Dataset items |
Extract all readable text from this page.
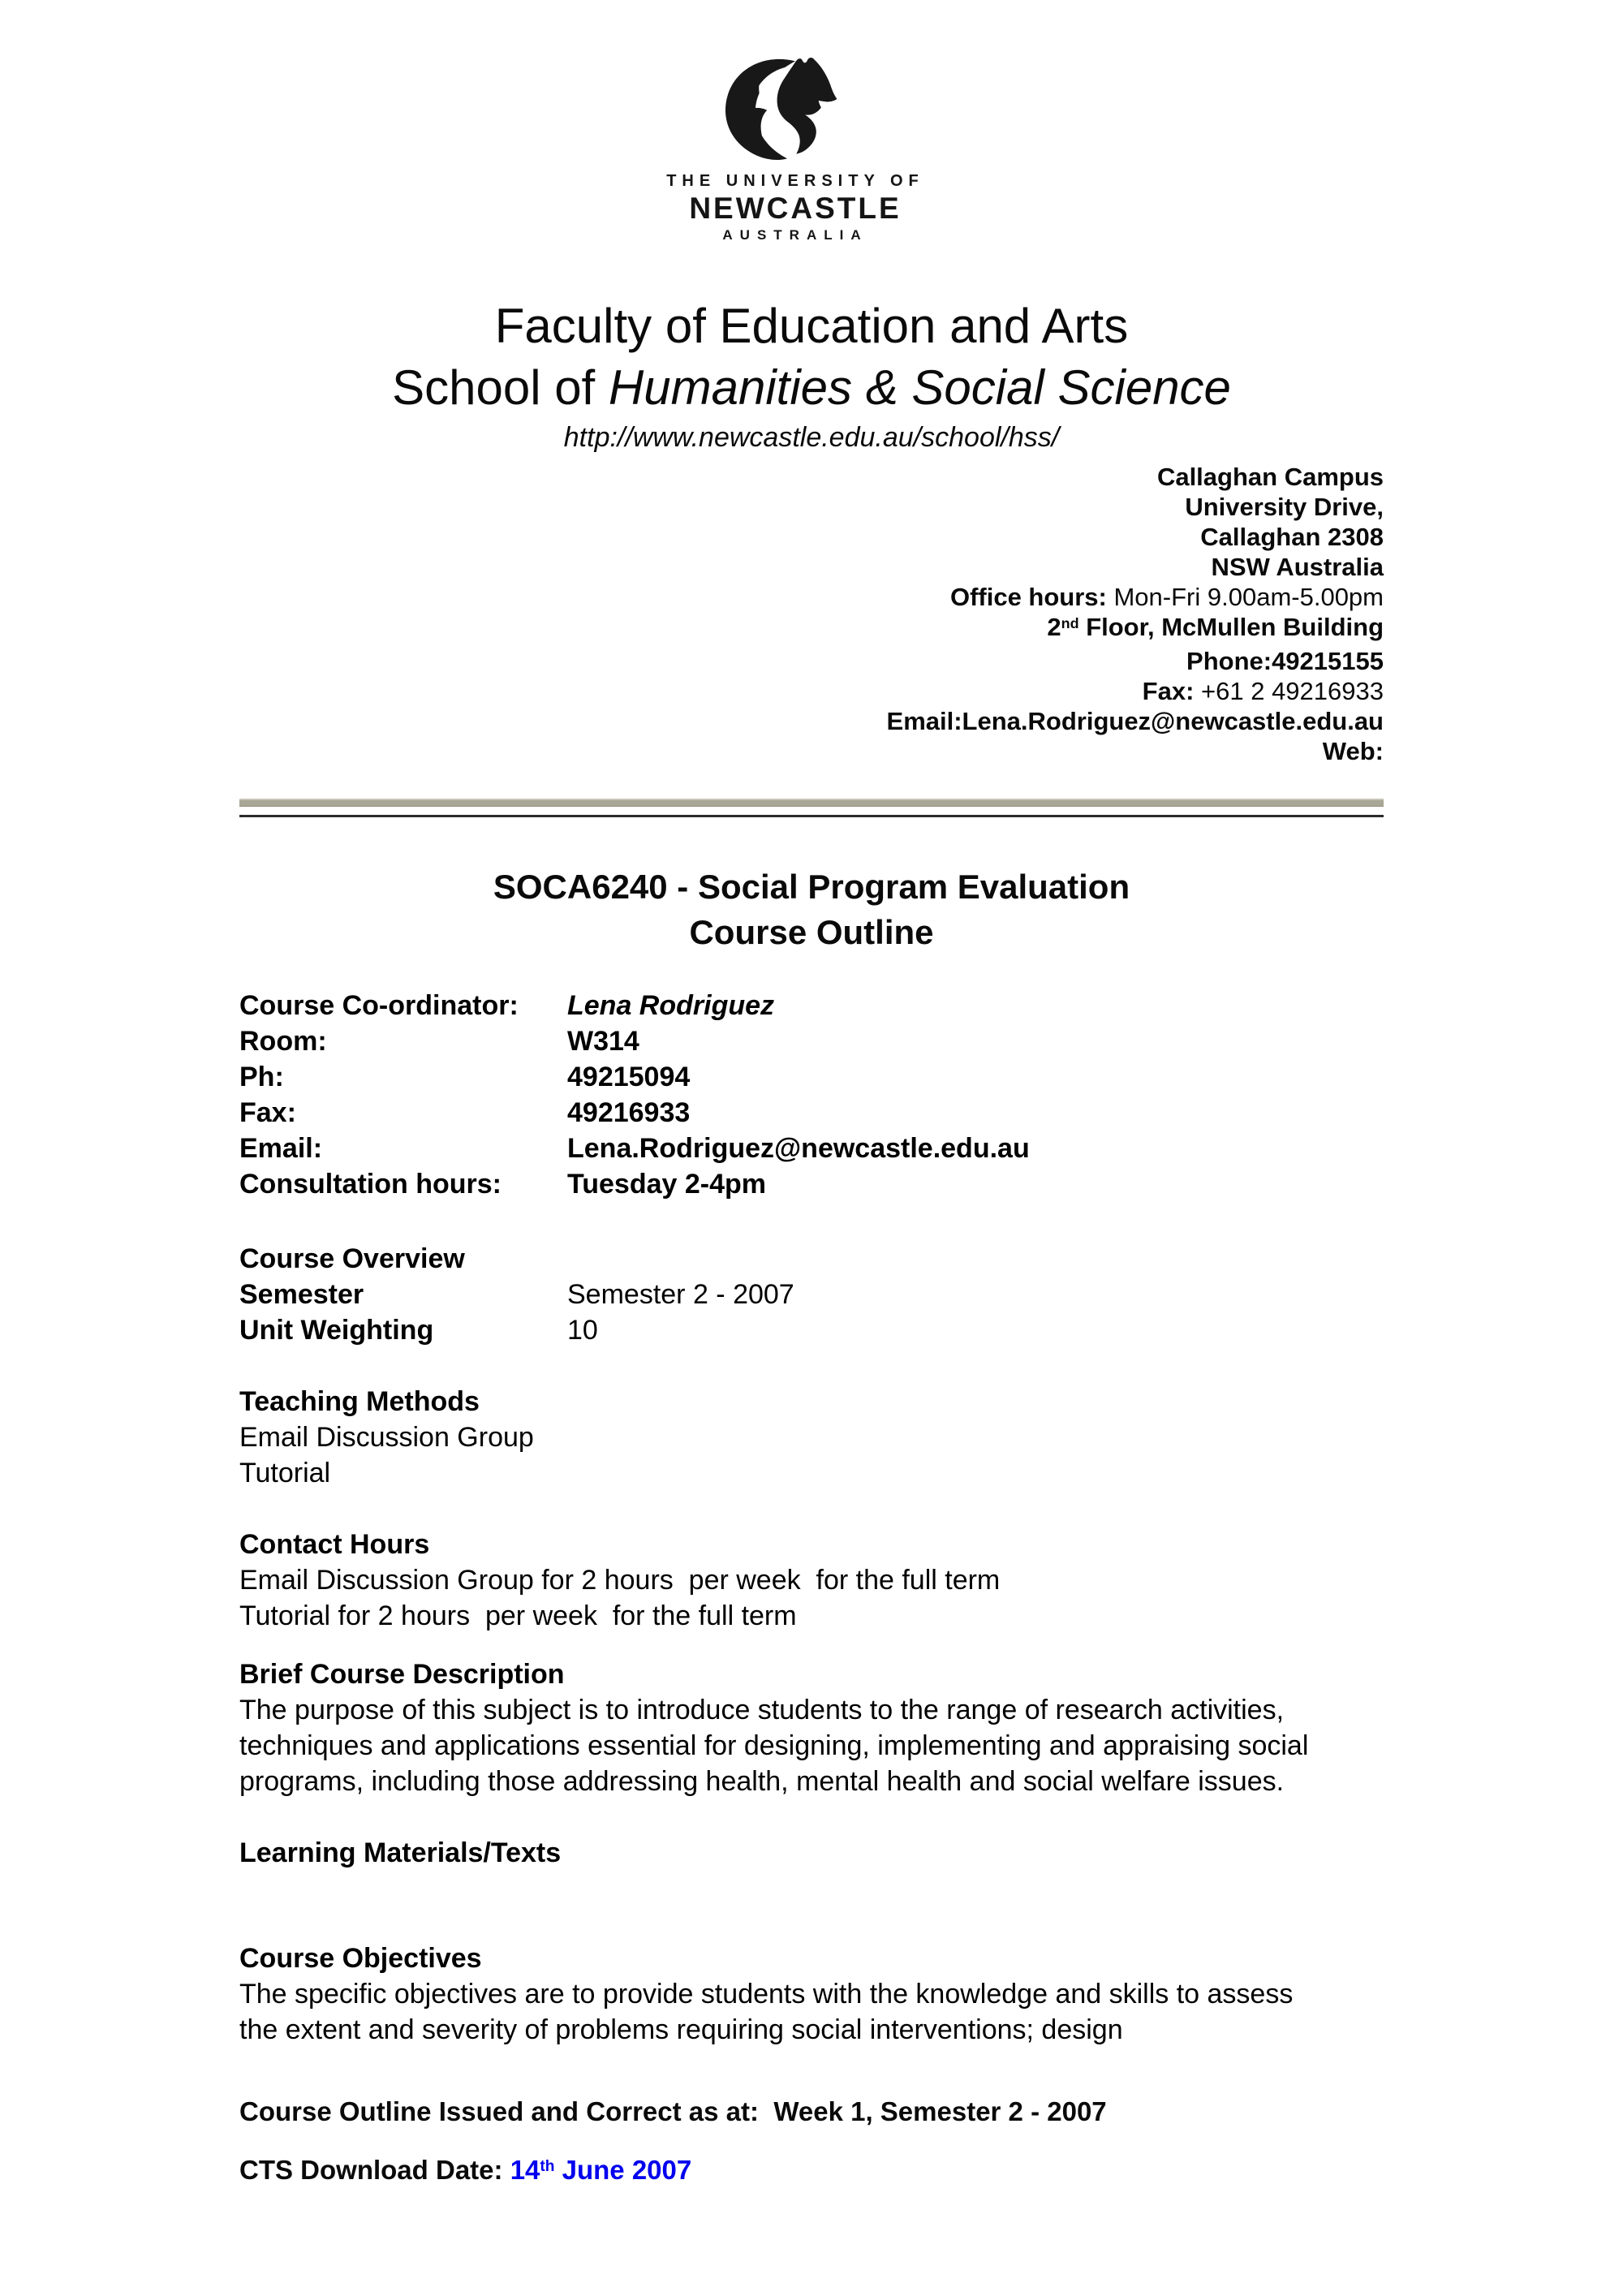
THE UNIVERSITY OF
NEWCASTLE
AUSTRALIA
Faculty of Education and Arts
School of Humanities & Social Science
http://www.newcastle.edu.au/school/hss/
Callaghan Campus
University Drive,
Callaghan 2308
NSW Australia
Office hours: Mon-Fri 9.00am-5.00pm
2nd Floor, McMullen Building
Phone:49215155
Fax: +61 2 49216933
Email:Lena.Rodriguez@newcastle.edu.au
Web:
SOCA6240 - Social Program Evaluation
Course Outline
Course Co-ordinator:	Lena Rodriguez
Room:	W314
Ph:	49215094
Fax:	49216933
Email:	Lena.Rodriguez@newcastle.edu.au
Consultation hours:	Tuesday 2-4pm
Course Overview
Semester	Semester 2 - 2007
Unit Weighting	10
Teaching Methods
Email Discussion Group
Tutorial
Contact Hours
Email Discussion Group for 2 hours  per week  for the full term
Tutorial for 2 hours  per week  for the full term
Brief Course Description
The purpose of this subject is to introduce students to the range of research activities, techniques and applications essential for designing, implementing and appraising social programs, including those addressing health, mental health and social welfare issues.
Learning Materials/Texts
Course Objectives
The specific objectives are to provide students with the knowledge and skills to assess the extent and severity of problems requiring social interventions; design
Course Outline Issued and Correct as at:  Week 1, Semester 2 - 2007
CTS Download Date: 14th June 2007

WHAT IS REQUIRED |
The records above should be reproduced exactly, with no pictures included.

RESULT OF THE TASK |
Extract all readable text from this page.
THE UNIVERSITY OF
NEWCASTLE
AUSTRALIA
Faculty of Education and Arts
School of Humanities & Social Science
http://www.newcastle.edu.au/school/hss/
Callaghan Campus
University Drive,
Callaghan 2308
NSW Australia
Office hours: Mon-Fri 9.00am-5.00pm
2nd Floor, McMullen Building
Phone:49215155
Fax: +61 2 49216933
Email:Lena.Rodriguez@newcastle.edu.au
Web:
SOCA6240 - Social Program Evaluation
Course Outline
Course Co-ordinator:	Lena Rodriguez
Room:	W314
Ph:	49215094
Fax:	49216933
Email:	Lena.Rodriguez@newcastle.edu.au
Consultation hours:	Tuesday 2-4pm
Course Overview
Semester	Semester 2 - 2007
Unit Weighting	10
Teaching Methods
Email Discussion Group
Tutorial
Contact Hours
Email Discussion Group for 2 hours  per week  for the full term
Tutorial for 2 hours  per week  for the full term
Brief Course Description
The purpose of this subject is to introduce students to the range of research activities, techniques and applications essential for designing, implementing and appraising social programs, including those addressing health, mental health and social welfare issues.
Learning Materials/Texts
Course Objectives
The specific objectives are to provide students with the knowledge and skills to assess the extent and severity of problems requiring social interventions; design
Course Outline Issued and Correct as at:  Week 1, Semester 2 - 2007
CTS Download Date: 14th June 2007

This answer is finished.